**WHAT THE TASK REQUIRES**
Show, in full, each line of the data that contains "ryšio".

**PROVIDED RECORDS**
>>>>>
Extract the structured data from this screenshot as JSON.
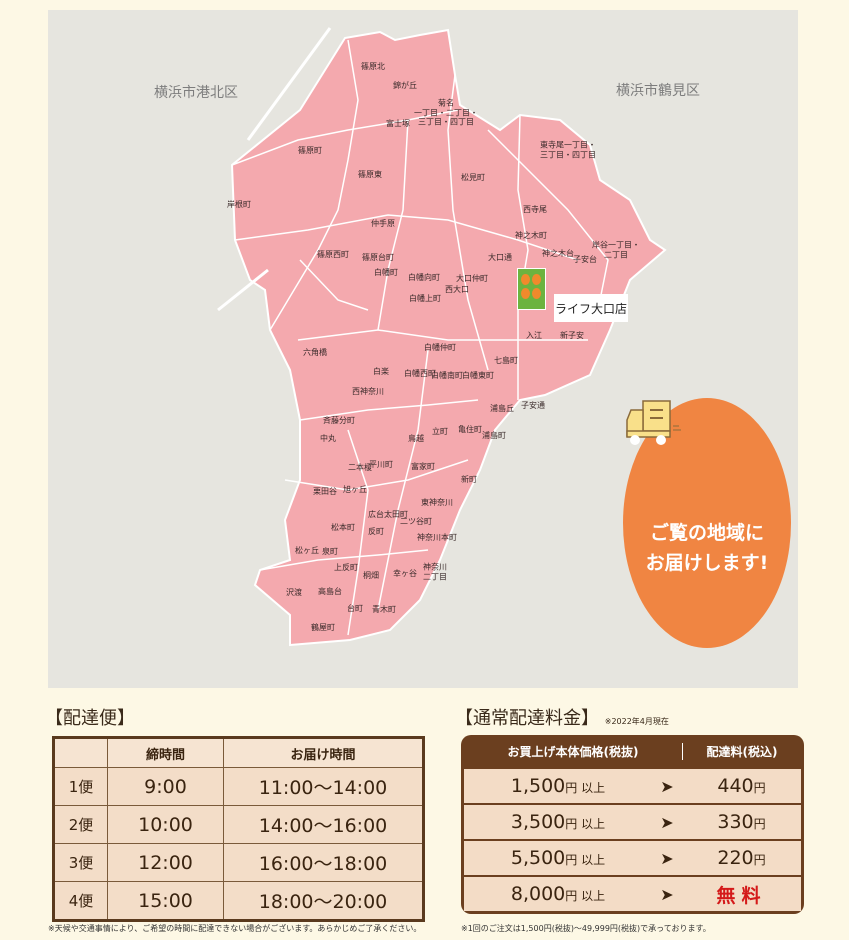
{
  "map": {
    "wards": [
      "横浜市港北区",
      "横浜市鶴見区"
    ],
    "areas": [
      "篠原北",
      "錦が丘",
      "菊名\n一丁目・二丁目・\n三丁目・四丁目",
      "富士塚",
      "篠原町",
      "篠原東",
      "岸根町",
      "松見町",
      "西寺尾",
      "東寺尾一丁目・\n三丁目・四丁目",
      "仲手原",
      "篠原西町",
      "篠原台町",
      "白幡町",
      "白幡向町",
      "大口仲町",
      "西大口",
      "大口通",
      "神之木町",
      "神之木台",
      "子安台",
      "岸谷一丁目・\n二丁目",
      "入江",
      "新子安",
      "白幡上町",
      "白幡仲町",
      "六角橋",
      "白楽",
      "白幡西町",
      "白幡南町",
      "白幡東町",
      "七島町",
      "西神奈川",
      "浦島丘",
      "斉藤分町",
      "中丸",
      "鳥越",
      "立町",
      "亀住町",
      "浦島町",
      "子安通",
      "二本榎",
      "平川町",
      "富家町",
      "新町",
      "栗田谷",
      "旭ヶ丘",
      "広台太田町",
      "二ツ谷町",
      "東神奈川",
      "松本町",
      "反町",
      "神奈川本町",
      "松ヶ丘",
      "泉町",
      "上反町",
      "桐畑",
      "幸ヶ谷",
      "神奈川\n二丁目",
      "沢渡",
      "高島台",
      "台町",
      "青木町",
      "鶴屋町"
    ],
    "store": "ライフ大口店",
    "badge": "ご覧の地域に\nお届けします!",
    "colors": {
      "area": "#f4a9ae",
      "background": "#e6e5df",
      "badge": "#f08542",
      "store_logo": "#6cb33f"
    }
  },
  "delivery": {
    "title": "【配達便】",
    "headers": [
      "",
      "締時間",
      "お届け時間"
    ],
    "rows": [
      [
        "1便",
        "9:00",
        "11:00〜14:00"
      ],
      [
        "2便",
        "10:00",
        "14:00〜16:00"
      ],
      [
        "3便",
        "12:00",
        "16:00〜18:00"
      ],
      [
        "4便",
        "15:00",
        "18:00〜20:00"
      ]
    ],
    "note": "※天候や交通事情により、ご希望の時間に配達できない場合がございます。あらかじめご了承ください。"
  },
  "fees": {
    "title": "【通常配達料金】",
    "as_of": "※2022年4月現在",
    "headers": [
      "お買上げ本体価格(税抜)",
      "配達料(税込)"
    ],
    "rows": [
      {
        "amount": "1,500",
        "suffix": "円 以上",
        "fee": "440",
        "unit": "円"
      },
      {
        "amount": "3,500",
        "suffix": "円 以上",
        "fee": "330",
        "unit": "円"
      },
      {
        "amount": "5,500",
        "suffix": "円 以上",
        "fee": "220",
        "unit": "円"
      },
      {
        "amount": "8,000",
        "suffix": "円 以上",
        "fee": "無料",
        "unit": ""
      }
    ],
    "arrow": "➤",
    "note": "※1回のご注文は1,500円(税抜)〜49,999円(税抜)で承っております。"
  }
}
<<<<<
>>>>>
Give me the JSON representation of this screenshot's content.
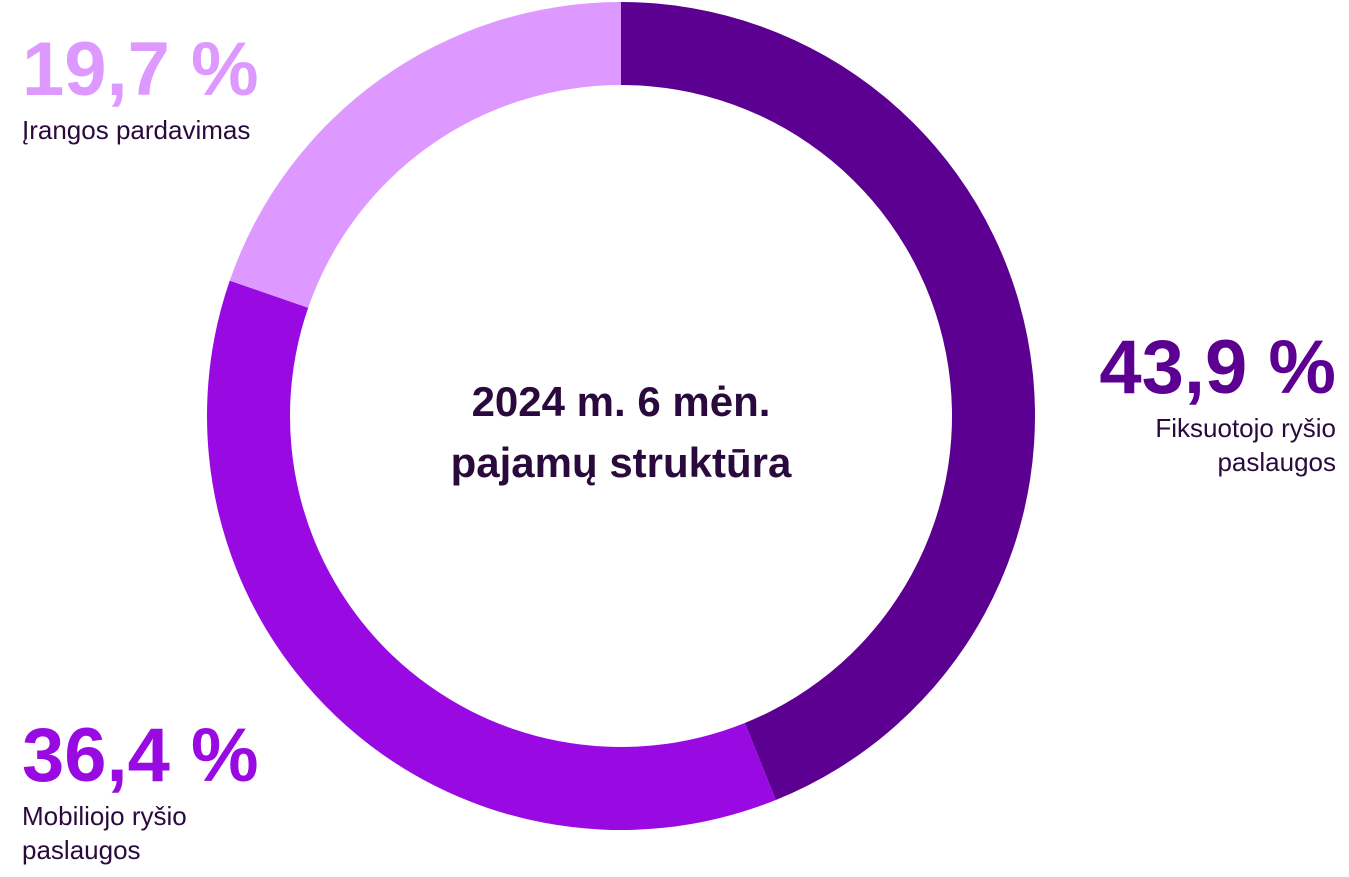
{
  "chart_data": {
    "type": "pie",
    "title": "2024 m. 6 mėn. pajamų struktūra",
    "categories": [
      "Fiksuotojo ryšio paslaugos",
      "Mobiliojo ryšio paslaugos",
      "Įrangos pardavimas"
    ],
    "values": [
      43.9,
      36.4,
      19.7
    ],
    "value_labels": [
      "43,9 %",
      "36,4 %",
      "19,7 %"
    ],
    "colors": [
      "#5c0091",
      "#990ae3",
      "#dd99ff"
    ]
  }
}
<<<<<
**RESPONSE TO THIS EXERCISE**
      "Fiksuotojo ryšio paslaugos",
      "Mobiliojo ryšio paslaugos",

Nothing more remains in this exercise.